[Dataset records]
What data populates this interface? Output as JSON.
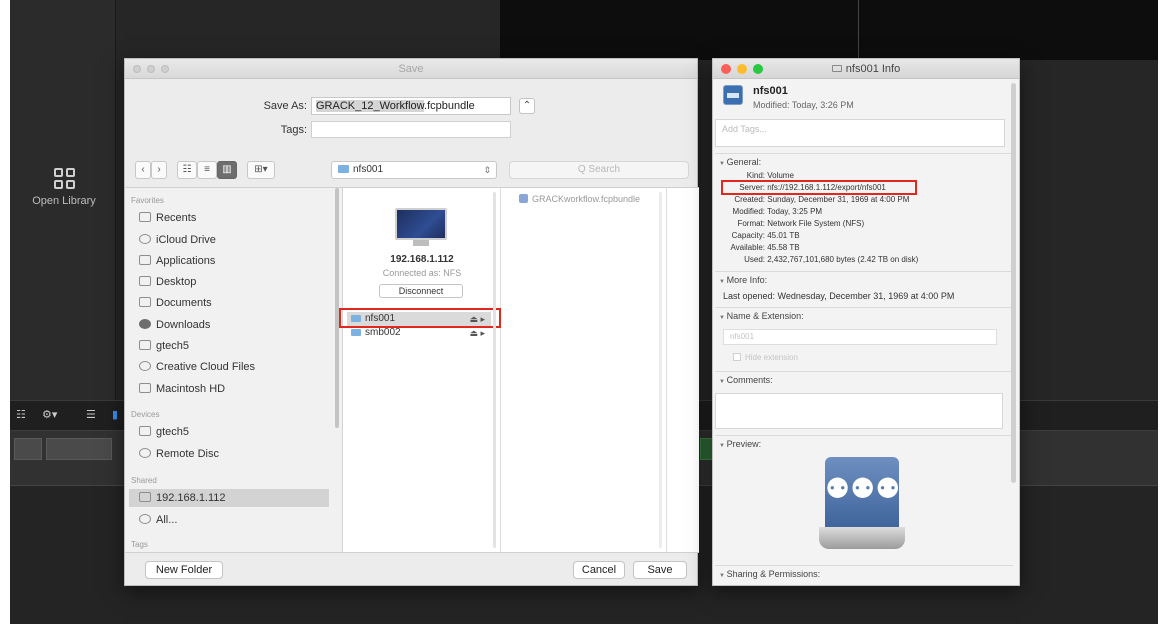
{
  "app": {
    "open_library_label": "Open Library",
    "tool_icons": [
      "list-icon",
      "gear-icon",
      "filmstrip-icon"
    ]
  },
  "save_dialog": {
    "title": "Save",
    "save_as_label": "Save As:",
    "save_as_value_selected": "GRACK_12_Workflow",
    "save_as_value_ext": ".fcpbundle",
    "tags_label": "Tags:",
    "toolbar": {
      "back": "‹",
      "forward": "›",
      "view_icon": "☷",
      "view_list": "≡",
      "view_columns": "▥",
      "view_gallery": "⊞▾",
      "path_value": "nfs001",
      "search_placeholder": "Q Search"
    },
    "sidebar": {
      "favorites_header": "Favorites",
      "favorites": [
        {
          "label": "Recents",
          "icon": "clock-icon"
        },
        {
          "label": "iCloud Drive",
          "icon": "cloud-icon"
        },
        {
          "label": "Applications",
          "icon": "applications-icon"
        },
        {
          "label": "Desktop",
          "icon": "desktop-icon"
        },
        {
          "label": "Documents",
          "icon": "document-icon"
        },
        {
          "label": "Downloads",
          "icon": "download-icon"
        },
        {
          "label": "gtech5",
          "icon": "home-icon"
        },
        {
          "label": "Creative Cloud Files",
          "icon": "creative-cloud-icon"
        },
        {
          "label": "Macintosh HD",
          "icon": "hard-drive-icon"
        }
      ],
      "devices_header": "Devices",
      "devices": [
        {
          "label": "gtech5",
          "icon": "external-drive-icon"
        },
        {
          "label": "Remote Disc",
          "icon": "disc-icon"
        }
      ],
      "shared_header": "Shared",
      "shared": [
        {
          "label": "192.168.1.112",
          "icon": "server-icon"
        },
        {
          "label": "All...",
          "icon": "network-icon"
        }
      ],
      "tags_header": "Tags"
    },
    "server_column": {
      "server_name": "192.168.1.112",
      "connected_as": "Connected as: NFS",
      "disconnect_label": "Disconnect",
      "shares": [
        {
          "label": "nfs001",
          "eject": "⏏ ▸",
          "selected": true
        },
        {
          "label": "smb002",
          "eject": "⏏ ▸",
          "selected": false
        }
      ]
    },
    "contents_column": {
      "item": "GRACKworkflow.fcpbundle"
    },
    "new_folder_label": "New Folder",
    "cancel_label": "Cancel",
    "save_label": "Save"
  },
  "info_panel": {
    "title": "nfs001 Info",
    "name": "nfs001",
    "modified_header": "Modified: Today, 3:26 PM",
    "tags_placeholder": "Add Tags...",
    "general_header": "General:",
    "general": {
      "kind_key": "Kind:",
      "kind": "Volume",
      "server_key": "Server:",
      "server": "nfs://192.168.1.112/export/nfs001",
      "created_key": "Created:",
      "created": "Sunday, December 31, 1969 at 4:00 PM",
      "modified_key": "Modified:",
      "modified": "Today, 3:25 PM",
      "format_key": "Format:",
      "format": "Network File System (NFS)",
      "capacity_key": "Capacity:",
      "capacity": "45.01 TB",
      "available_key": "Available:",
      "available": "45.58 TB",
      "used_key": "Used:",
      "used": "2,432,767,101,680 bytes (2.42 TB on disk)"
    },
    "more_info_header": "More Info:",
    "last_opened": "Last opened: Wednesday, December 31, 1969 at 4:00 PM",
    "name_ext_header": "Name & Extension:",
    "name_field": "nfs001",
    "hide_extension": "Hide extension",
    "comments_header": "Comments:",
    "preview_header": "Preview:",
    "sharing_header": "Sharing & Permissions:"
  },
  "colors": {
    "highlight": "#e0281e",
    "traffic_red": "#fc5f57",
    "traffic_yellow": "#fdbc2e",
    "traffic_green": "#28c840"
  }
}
==
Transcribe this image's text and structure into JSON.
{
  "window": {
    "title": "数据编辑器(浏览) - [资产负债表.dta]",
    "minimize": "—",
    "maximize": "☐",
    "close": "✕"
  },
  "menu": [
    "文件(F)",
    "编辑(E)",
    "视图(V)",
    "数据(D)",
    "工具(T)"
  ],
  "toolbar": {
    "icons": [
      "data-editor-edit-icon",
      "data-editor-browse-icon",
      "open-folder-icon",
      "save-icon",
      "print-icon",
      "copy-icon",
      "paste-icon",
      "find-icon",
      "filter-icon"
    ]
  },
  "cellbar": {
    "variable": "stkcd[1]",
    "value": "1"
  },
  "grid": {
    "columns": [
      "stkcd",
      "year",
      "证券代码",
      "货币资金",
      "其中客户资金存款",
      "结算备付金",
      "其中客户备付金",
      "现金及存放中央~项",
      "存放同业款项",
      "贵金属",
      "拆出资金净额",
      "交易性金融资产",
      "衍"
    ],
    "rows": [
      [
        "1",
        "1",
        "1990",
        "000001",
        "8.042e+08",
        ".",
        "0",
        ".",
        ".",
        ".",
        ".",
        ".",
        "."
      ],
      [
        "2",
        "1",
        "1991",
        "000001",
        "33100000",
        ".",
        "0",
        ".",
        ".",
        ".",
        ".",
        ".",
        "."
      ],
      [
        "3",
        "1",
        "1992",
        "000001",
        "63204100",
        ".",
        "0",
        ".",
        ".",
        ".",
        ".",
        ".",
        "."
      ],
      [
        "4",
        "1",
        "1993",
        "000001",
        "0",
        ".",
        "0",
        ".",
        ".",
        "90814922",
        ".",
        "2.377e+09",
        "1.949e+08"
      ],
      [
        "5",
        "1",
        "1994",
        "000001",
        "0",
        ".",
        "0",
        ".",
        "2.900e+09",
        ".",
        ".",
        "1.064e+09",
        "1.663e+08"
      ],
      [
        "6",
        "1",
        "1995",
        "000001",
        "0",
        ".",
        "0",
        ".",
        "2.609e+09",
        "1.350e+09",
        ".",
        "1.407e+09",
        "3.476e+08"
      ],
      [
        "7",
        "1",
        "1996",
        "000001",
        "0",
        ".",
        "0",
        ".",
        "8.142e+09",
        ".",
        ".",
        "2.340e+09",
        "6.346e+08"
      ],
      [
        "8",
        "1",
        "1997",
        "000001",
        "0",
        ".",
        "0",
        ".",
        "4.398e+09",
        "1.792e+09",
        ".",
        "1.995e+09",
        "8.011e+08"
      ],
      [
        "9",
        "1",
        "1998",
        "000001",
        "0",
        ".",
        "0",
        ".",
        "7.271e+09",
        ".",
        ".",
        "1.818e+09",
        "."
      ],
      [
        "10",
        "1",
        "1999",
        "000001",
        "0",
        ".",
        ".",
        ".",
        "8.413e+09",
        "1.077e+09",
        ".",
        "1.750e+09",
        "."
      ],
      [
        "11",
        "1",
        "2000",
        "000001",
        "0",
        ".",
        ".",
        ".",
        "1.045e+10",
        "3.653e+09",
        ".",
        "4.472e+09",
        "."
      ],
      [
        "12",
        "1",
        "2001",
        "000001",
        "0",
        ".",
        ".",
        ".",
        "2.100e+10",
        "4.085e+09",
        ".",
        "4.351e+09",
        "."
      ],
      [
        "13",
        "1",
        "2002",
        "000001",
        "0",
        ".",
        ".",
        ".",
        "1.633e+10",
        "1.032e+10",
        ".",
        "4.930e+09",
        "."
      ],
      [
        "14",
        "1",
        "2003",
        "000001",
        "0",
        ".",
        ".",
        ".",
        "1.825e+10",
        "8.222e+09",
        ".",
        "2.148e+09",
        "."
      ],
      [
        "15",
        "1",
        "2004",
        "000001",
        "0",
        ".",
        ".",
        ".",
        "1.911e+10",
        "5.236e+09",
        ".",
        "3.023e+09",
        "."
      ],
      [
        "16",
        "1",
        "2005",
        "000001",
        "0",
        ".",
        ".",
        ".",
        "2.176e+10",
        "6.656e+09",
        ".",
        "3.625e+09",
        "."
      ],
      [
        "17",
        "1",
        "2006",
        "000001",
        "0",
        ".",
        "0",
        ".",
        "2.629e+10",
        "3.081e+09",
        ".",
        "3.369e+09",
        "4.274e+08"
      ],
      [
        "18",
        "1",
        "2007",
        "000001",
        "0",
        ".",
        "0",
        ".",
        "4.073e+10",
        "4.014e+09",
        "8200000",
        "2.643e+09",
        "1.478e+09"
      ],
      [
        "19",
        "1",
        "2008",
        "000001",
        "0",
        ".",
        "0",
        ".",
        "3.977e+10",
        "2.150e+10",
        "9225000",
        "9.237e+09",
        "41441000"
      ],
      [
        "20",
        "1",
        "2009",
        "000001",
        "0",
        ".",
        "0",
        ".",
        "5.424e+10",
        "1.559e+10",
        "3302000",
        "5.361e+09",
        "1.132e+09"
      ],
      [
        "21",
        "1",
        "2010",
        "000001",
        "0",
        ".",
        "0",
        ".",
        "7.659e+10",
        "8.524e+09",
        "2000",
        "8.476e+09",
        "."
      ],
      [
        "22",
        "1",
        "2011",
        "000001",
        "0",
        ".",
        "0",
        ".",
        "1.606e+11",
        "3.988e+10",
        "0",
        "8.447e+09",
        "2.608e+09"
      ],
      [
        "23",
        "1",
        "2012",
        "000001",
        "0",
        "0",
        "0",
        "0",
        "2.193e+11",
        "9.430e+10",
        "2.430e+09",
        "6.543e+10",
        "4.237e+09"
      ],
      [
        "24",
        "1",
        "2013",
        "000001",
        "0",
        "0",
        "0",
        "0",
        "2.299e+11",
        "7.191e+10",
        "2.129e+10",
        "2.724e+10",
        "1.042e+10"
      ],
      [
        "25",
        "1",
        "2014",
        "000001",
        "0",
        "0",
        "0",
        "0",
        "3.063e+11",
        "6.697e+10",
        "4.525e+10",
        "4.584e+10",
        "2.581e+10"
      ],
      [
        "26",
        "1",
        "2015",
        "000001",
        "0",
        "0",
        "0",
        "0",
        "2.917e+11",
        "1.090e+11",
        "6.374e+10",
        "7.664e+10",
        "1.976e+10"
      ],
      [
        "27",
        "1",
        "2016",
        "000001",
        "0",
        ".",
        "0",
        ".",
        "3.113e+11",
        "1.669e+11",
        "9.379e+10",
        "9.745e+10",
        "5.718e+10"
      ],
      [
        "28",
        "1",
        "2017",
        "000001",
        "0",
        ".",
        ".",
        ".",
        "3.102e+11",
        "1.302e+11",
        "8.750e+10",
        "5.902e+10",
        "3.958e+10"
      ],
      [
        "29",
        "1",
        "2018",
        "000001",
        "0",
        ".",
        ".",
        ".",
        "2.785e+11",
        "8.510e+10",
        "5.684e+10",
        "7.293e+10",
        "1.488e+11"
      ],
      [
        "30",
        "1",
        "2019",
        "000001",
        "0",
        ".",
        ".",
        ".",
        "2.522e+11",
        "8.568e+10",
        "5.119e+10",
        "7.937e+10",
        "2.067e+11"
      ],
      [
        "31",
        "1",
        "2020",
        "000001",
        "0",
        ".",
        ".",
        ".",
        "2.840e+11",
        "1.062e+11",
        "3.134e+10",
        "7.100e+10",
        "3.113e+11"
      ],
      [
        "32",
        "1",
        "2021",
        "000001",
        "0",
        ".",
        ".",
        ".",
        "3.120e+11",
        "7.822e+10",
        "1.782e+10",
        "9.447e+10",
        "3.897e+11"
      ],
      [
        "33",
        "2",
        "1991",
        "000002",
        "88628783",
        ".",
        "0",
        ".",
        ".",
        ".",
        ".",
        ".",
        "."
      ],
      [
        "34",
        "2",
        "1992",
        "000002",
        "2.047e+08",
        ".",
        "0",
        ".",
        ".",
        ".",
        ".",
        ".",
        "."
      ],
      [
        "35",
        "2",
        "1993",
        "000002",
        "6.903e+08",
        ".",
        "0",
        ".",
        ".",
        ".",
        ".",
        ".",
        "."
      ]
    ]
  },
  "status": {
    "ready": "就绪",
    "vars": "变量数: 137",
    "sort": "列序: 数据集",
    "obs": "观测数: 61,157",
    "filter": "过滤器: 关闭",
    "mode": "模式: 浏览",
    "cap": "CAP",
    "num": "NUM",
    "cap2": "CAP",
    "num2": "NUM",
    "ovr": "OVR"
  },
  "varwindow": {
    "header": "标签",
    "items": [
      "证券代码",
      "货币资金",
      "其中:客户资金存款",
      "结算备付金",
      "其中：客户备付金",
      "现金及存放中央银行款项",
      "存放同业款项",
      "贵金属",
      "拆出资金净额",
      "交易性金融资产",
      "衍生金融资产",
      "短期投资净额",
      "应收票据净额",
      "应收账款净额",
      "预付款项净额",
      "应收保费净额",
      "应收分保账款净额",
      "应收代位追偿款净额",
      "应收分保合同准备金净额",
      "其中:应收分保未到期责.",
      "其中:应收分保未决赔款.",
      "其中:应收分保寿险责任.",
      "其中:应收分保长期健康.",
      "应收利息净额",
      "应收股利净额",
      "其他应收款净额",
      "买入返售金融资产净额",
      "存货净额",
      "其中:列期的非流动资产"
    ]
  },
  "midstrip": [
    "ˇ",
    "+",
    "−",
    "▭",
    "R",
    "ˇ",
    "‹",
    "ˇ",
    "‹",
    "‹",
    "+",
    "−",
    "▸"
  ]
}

**TASK DESCRIPTION:** Gather each line holding the string "December".

**SOLUTION:**
      "created": "Sunday, December 31, 1969 at 4:00 PM",
    "last_opened": "Last opened: Wednesday, December 31, 1969 at 4:00 PM",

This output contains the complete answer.